--- BEGIN EXCERPTED DATA ---

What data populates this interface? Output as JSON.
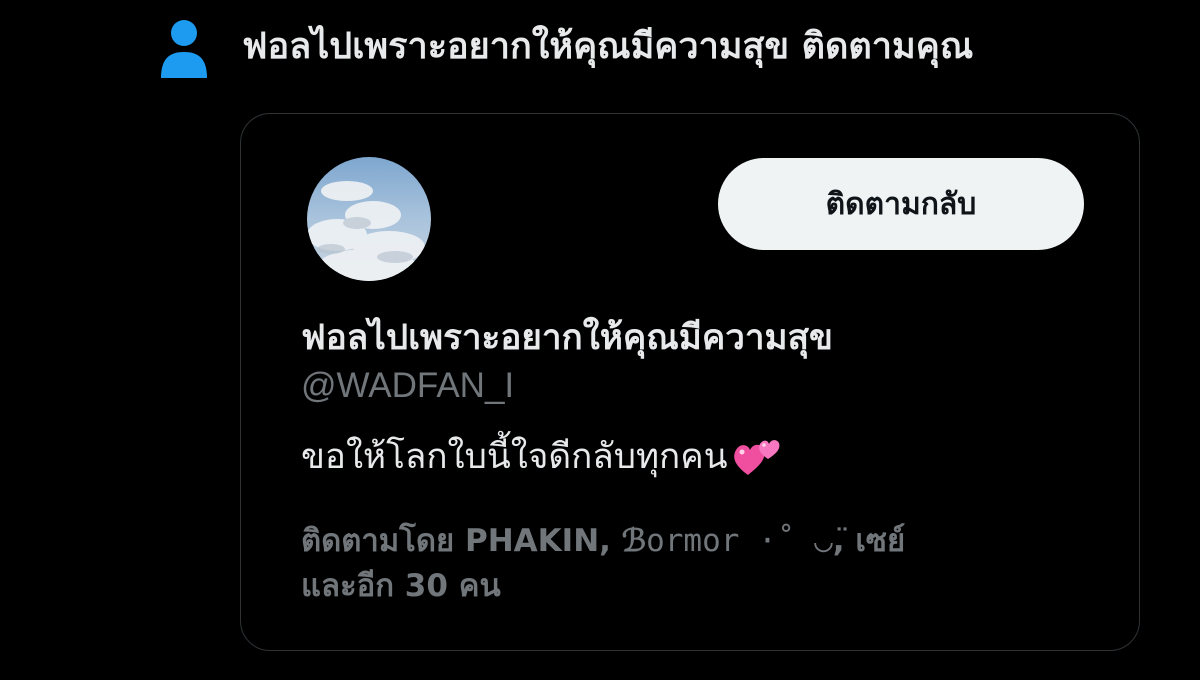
{
  "notice": {
    "text": "ฟอลไปเพราะอยากให้คุณมีความสุข ติดตามคุณ",
    "icon": "person-icon",
    "icon_color": "#1d9bf0"
  },
  "card": {
    "avatar": "avatar",
    "follow_back_label": "ติดตามกลับ",
    "display_name": "ฟอลไปเพราะอยากให้คุณมีความสุข",
    "handle": "@WADFAN_I",
    "bio": "ขอให้โลกใบนี้ใจดีกลับทุกคน",
    "bio_icon": "two-hearts-icon",
    "followed_by": {
      "prefix": "ติดตามโดย",
      "user1": "PHAKIN",
      "user2_initial": "ℬ",
      "user2_rest": "ormor ·˚ ◡̈",
      "user3": "เซย์",
      "suffix": "และอีก 30 คน"
    }
  }
}
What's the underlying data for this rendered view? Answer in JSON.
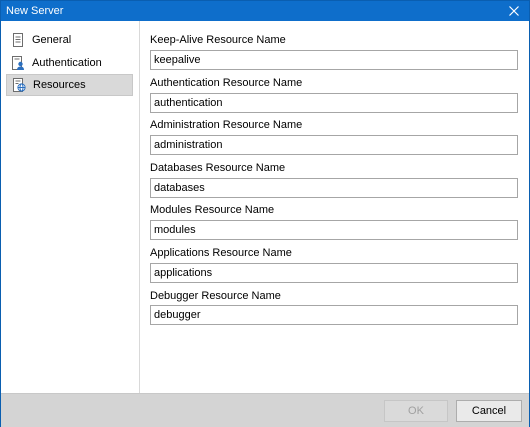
{
  "window": {
    "title": "New Server",
    "title_bar_color": "#0e6ecb"
  },
  "sidebar": {
    "items": [
      {
        "label": "General",
        "icon": "general-page-icon",
        "selected": false
      },
      {
        "label": "Authentication",
        "icon": "user-badge-icon",
        "selected": false
      },
      {
        "label": "Resources",
        "icon": "resource-globe-icon",
        "selected": true
      }
    ]
  },
  "fields": [
    {
      "label": "Keep-Alive Resource Name",
      "value": "keepalive"
    },
    {
      "label": "Authentication Resource Name",
      "value": "authentication"
    },
    {
      "label": "Administration Resource Name",
      "value": "administration"
    },
    {
      "label": "Databases Resource Name",
      "value": "databases"
    },
    {
      "label": "Modules Resource Name",
      "value": "modules"
    },
    {
      "label": "Applications Resource Name",
      "value": "applications"
    },
    {
      "label": "Debugger Resource Name",
      "value": "debugger"
    }
  ],
  "footer": {
    "ok_label": "OK",
    "ok_enabled": false,
    "cancel_label": "Cancel"
  }
}
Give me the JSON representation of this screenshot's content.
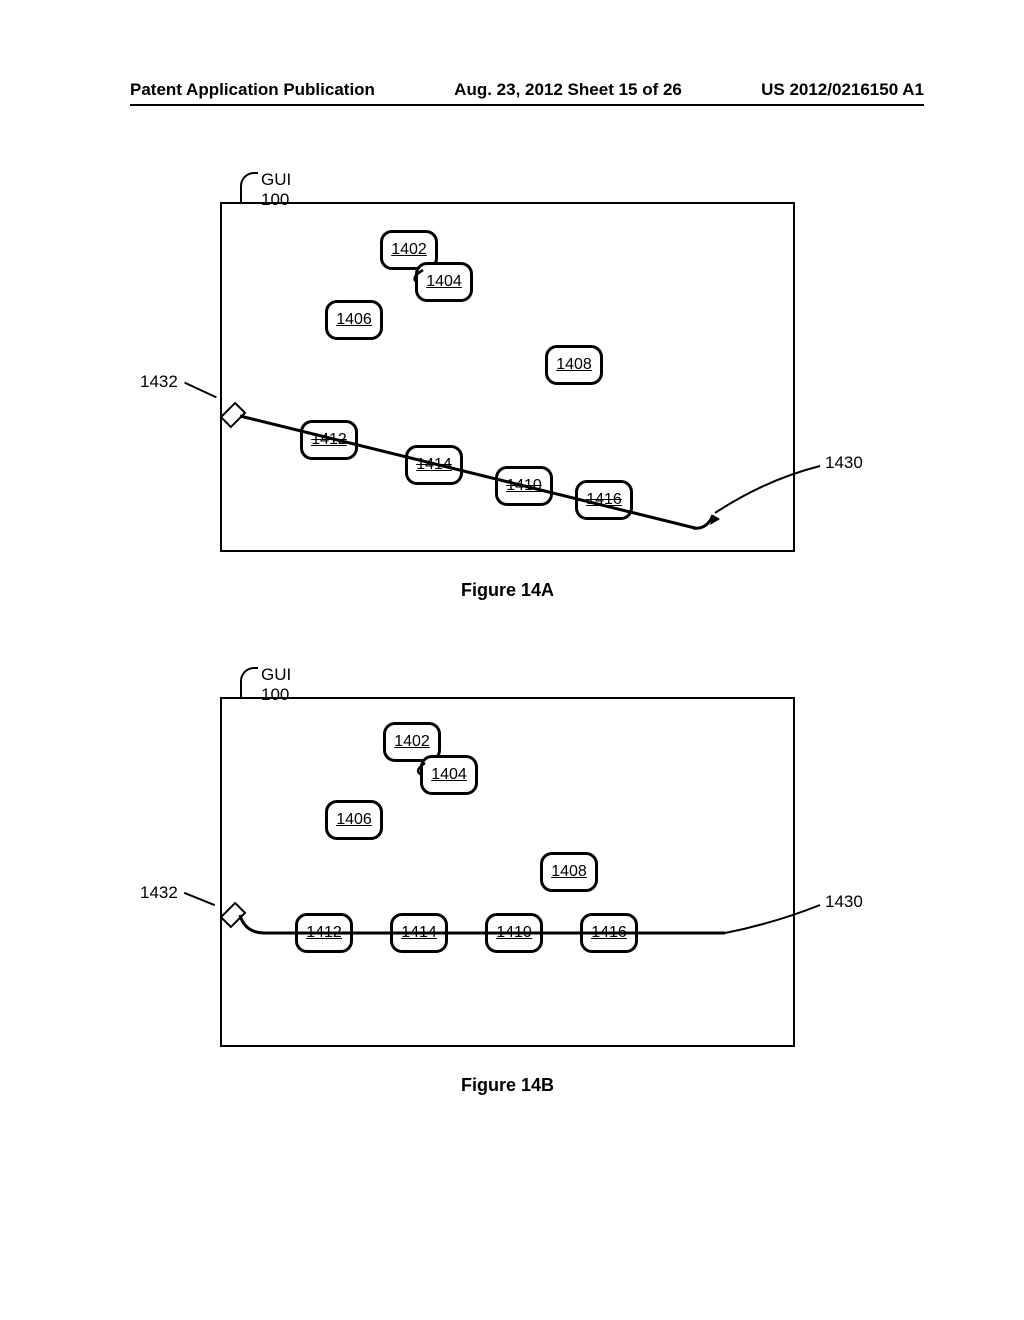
{
  "header": {
    "left": "Patent Application Publication",
    "middle": "Aug. 23, 2012  Sheet 15 of 26",
    "right": "US 2012/0216150 A1"
  },
  "gui_label": "GUI 100",
  "nodes": {
    "n1402": "1402",
    "n1404": "1404",
    "n1406": "1406",
    "n1408": "1408",
    "n1410": "1410",
    "n1412": "1412",
    "n1414": "1414",
    "n1416": "1416"
  },
  "labels": {
    "l1430": "1430",
    "l1432": "1432"
  },
  "captions": {
    "figA": "Figure 14A",
    "figB": "Figure 14B"
  }
}
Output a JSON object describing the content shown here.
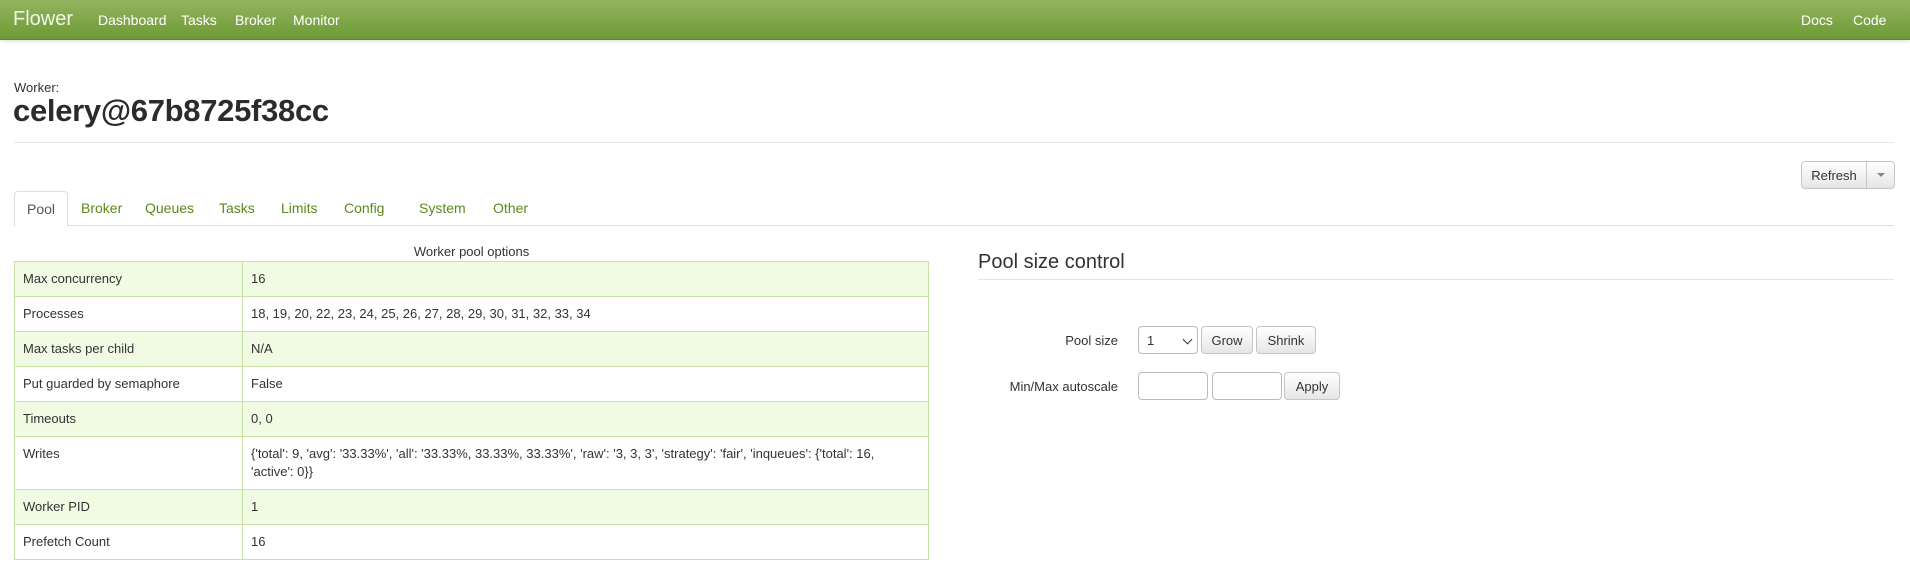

--- END EXCERPTED DATA ---

WHAT IS EXPECTED - Copy verbatim the span that opens at the line with "Give me the" and closes at the final line of the listing. Do not carry over any pictures.

PROBLEM SOLUTION -
Give me the JSON representation of this screenshot's content.
{
  "header": {
    "left": "Patent Application Publication",
    "middle": "Aug. 23, 2012  Sheet 15 of 26",
    "right": "US 2012/0216150 A1"
  },
  "gui_label": "GUI 100",
  "nodes": {
    "n1402": "1402",
    "n1404": "1404",
    "n1406": "1406",
    "n1408": "1408",
    "n1410": "1410",
    "n1412": "1412",
    "n1414": "1414",
    "n1416": "1416"
  },
  "labels": {
    "l1430": "1430",
    "l1432": "1432"
  },
  "captions": {
    "figA": "Figure 14A",
    "figB": "Figure 14B"
  }
}
Output a JSON object describing the content shown here.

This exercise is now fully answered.